## Start

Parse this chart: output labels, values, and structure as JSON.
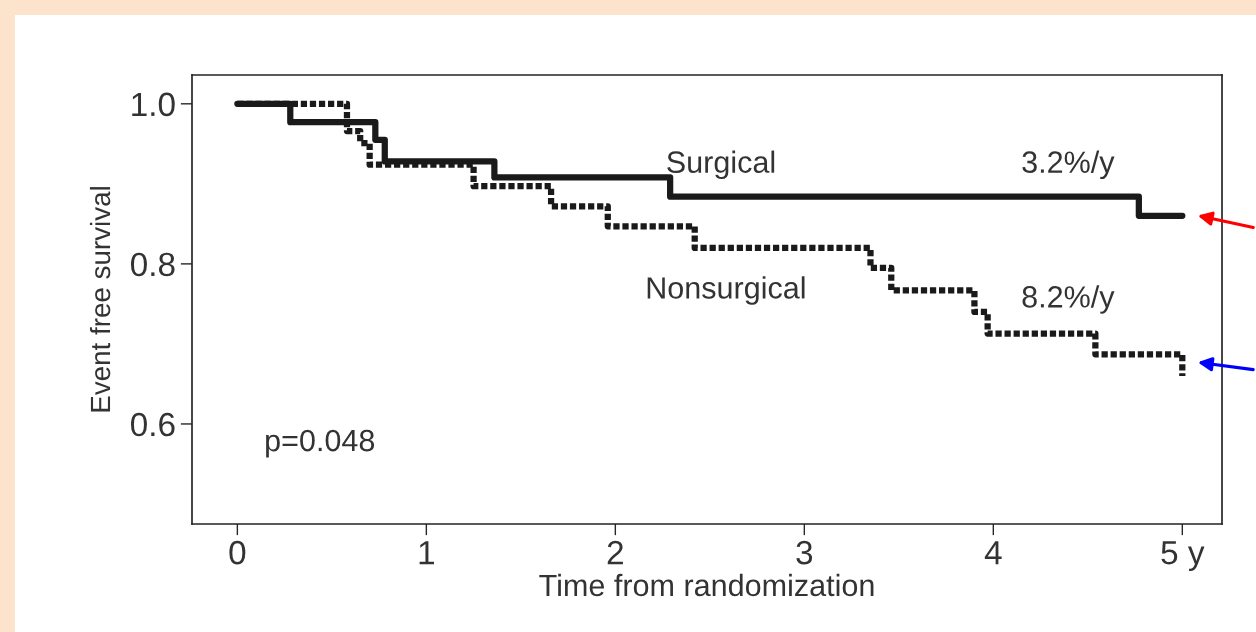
{
  "chart_data": {
    "type": "step",
    "xlabel": "Time from randomization",
    "ylabel": "Event free survival",
    "xlim": [
      -0.24,
      5.21
    ],
    "ylim": [
      0.475,
      1.036
    ],
    "xticks": [
      0,
      1,
      2,
      3,
      4,
      {
        "value": 5,
        "label": "5 y"
      }
    ],
    "yticks": [
      0.6,
      0.8,
      {
        "value": 1,
        "label": "1.0"
      }
    ],
    "grid": false,
    "legend": false,
    "series": [
      {
        "name": "Surgical",
        "color": "#1a1a1a",
        "line_style": "solid",
        "x": [
          0,
          0.28,
          0.73,
          0.78,
          1.36,
          2.29,
          4.77,
          5.0
        ],
        "values": [
          1.0,
          0.977,
          0.955,
          0.928,
          0.908,
          0.884,
          0.86,
          0.86
        ]
      },
      {
        "name": "Nonsurgical",
        "color": "#1a1a1a",
        "line_style": "dotted",
        "x": [
          0,
          0.58,
          0.65,
          0.7,
          1.25,
          1.66,
          1.96,
          2.42,
          3.35,
          3.46,
          3.9,
          3.97,
          4.54,
          5.0
        ],
        "values": [
          1.0,
          0.966,
          0.951,
          0.924,
          0.897,
          0.872,
          0.847,
          0.82,
          0.795,
          0.767,
          0.74,
          0.713,
          0.687,
          0.66
        ]
      }
    ],
    "annotations": [
      "3.2%/y",
      "8.2%/y",
      "p=0.048"
    ]
  }
}
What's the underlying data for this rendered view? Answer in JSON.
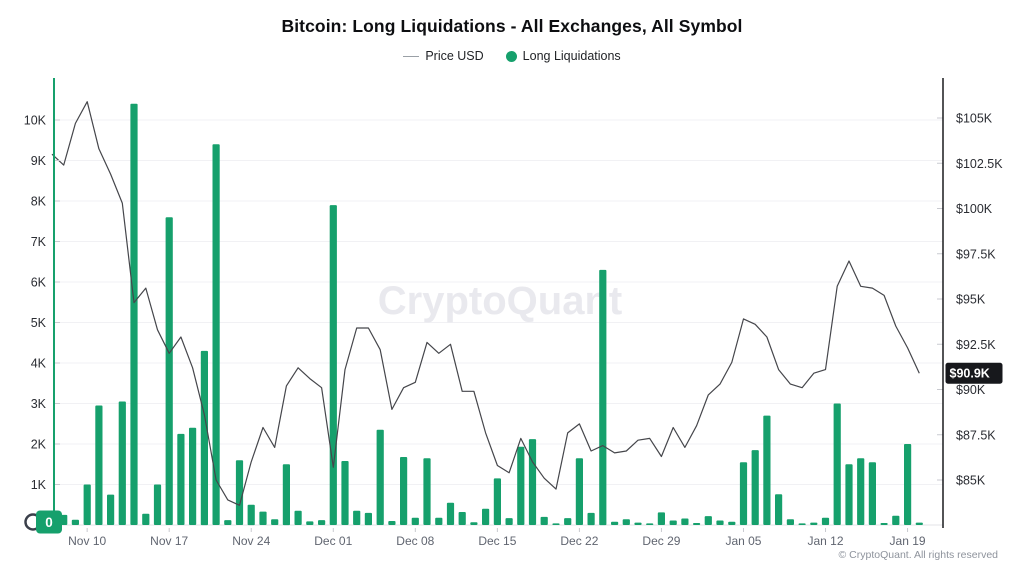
{
  "title": "Bitcoin: Long Liquidations - All Exchanges, All Symbol",
  "legend": {
    "price": "Price USD",
    "liquidations": "Long Liquidations"
  },
  "watermark": "CryptoQuant",
  "footer": "© CryptoQuant. All rights reserved",
  "colors": {
    "green": "#16a06c",
    "price_line": "#45464b",
    "grid": "#f1f1f4",
    "baseline": "#e3e3e7",
    "tick": "#c9cad0",
    "axis_right": "#1a1b1f",
    "label_dark": "#2b2d33",
    "label_gray": "#606570",
    "watermark": "#e9e9ee",
    "badge_price_bg": "#17181c",
    "badge_price_text": "#ffffff",
    "badge_zero_bg": "#16a06c",
    "badge_zero_text": "#ffffff"
  },
  "chart_data": {
    "type": "bar+line combo",
    "title": "Bitcoin: Long Liquidations - All Exchanges, All Symbol",
    "grid": "horizontal only",
    "legend_position": "top center",
    "x": [
      "Nov 07",
      "Nov 08",
      "Nov 09",
      "Nov 10",
      "Nov 11",
      "Nov 12",
      "Nov 13",
      "Nov 14",
      "Nov 15",
      "Nov 16",
      "Nov 17",
      "Nov 18",
      "Nov 19",
      "Nov 20",
      "Nov 21",
      "Nov 22",
      "Nov 23",
      "Nov 24",
      "Nov 25",
      "Nov 26",
      "Nov 27",
      "Nov 28",
      "Nov 29",
      "Nov 30",
      "Dec 01",
      "Dec 02",
      "Dec 03",
      "Dec 04",
      "Dec 05",
      "Dec 06",
      "Dec 07",
      "Dec 08",
      "Dec 09",
      "Dec 10",
      "Dec 11",
      "Dec 12",
      "Dec 13",
      "Dec 14",
      "Dec 15",
      "Dec 16",
      "Dec 17",
      "Dec 18",
      "Dec 19",
      "Dec 20",
      "Dec 21",
      "Dec 22",
      "Dec 23",
      "Dec 24",
      "Dec 25",
      "Dec 26",
      "Dec 27",
      "Dec 28",
      "Dec 29",
      "Dec 30",
      "Dec 31",
      "Jan 01",
      "Jan 02",
      "Jan 03",
      "Jan 04",
      "Jan 05",
      "Jan 06",
      "Jan 07",
      "Jan 08",
      "Jan 09",
      "Jan 10",
      "Jan 11",
      "Jan 12",
      "Jan 13",
      "Jan 14",
      "Jan 15",
      "Jan 16",
      "Jan 17",
      "Jan 18",
      "Jan 19",
      "Jan 20"
    ],
    "series": [
      {
        "name": "Long Liquidations",
        "type": "bar",
        "axis": "left",
        "color": "#16a06c",
        "values": [
          350,
          250,
          130,
          1000,
          2950,
          750,
          3050,
          10400,
          280,
          1000,
          7600,
          2250,
          2400,
          4300,
          9400,
          120,
          1600,
          500,
          330,
          140,
          1500,
          350,
          90,
          120,
          7900,
          1580,
          350,
          300,
          2350,
          100,
          1680,
          180,
          1650,
          180,
          550,
          320,
          70,
          400,
          1150,
          170,
          1930,
          2120,
          200,
          40,
          170,
          1650,
          300,
          6300,
          80,
          140,
          60,
          40,
          310,
          110,
          160,
          50,
          220,
          110,
          80,
          1550,
          1850,
          2700,
          760,
          140,
          40,
          60,
          180,
          3000,
          1500,
          1650,
          1550,
          50,
          230,
          2000,
          60
        ]
      },
      {
        "name": "Price USD",
        "type": "line",
        "axis": "right",
        "unit": "$K",
        "color": "#45464b",
        "values": [
          103.0,
          102.4,
          104.7,
          105.9,
          103.3,
          101.9,
          100.3,
          94.8,
          95.6,
          93.3,
          92.0,
          92.9,
          91.2,
          88.6,
          85.0,
          83.9,
          83.6,
          86.0,
          87.9,
          86.8,
          90.2,
          91.2,
          90.6,
          90.1,
          85.7,
          91.1,
          93.4,
          93.4,
          92.2,
          88.9,
          90.1,
          90.4,
          92.6,
          92.0,
          92.5,
          89.9,
          89.9,
          87.6,
          85.8,
          85.4,
          87.3,
          86.0,
          85.1,
          84.5,
          87.6,
          88.1,
          86.6,
          86.9,
          86.5,
          86.6,
          87.2,
          87.3,
          86.3,
          87.9,
          86.8,
          88.0,
          89.7,
          90.3,
          91.5,
          93.9,
          93.6,
          92.9,
          91.1,
          90.3,
          90.1,
          90.9,
          91.1,
          95.7,
          97.1,
          95.7,
          95.6,
          95.2,
          93.5,
          92.3,
          90.9
        ]
      }
    ],
    "left_axis": {
      "ticks": [
        {
          "t": "10K",
          "v": 10000
        },
        {
          "t": "9K",
          "v": 9000
        },
        {
          "t": "8K",
          "v": 8000
        },
        {
          "t": "7K",
          "v": 7000
        },
        {
          "t": "6K",
          "v": 6000
        },
        {
          "t": "5K",
          "v": 5000
        },
        {
          "t": "4K",
          "v": 4000
        },
        {
          "t": "3K",
          "v": 3000
        },
        {
          "t": "2K",
          "v": 2000
        },
        {
          "t": "1K",
          "v": 1000
        }
      ],
      "zero_badge": "0",
      "range": [
        0,
        11000
      ]
    },
    "right_axis": {
      "ticks": [
        {
          "t": "$105K",
          "v": 105
        },
        {
          "t": "$102.5K",
          "v": 102.5
        },
        {
          "t": "$100K",
          "v": 100
        },
        {
          "t": "$97.5K",
          "v": 97.5
        },
        {
          "t": "$95K",
          "v": 95
        },
        {
          "t": "$92.5K",
          "v": 92.5
        },
        {
          "t": "$90K",
          "v": 90
        },
        {
          "t": "$87.5K",
          "v": 87.5
        },
        {
          "t": "$85K",
          "v": 85
        }
      ],
      "current_badge": {
        "t": "$90.9K",
        "v": 90.9
      },
      "range_k": [
        82.5,
        107.3
      ]
    },
    "x_ticks": [
      {
        "t": "Nov 10",
        "i": 3
      },
      {
        "t": "Nov 17",
        "i": 10
      },
      {
        "t": "Nov 24",
        "i": 17
      },
      {
        "t": "Dec 01",
        "i": 24
      },
      {
        "t": "Dec 08",
        "i": 31
      },
      {
        "t": "Dec 15",
        "i": 38
      },
      {
        "t": "Dec 22",
        "i": 45
      },
      {
        "t": "Dec 29",
        "i": 52
      },
      {
        "t": "Jan 05",
        "i": 59
      },
      {
        "t": "Jan 12",
        "i": 66
      },
      {
        "t": "Jan 19",
        "i": 73
      }
    ]
  }
}
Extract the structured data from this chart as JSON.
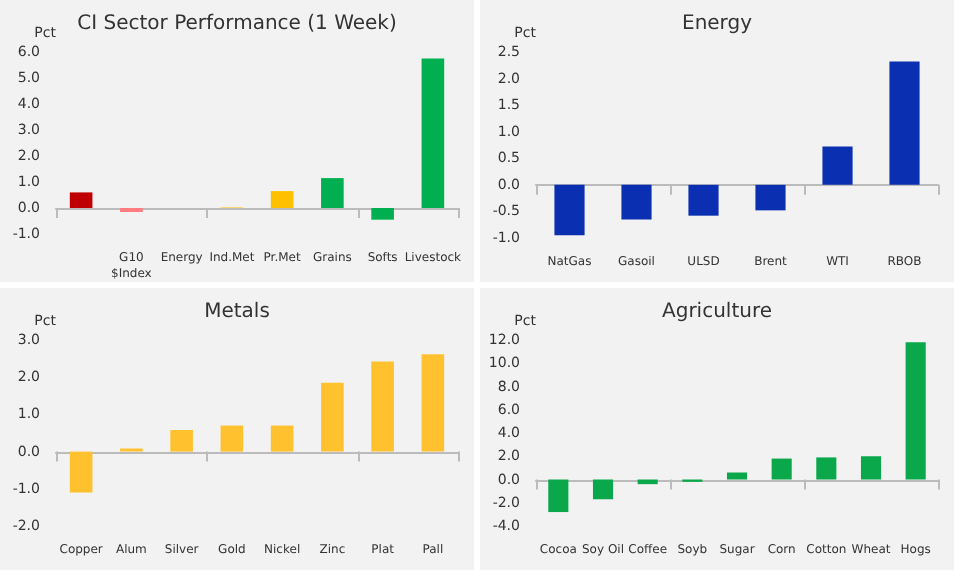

## End

TASK PROMPT> Find the word "grid" in the material, then list each line that holds it.

RESULT OF THIS TASK>
    "grid": false,
    "grid": "#f1f1f4",
    "grid": "horizontal only",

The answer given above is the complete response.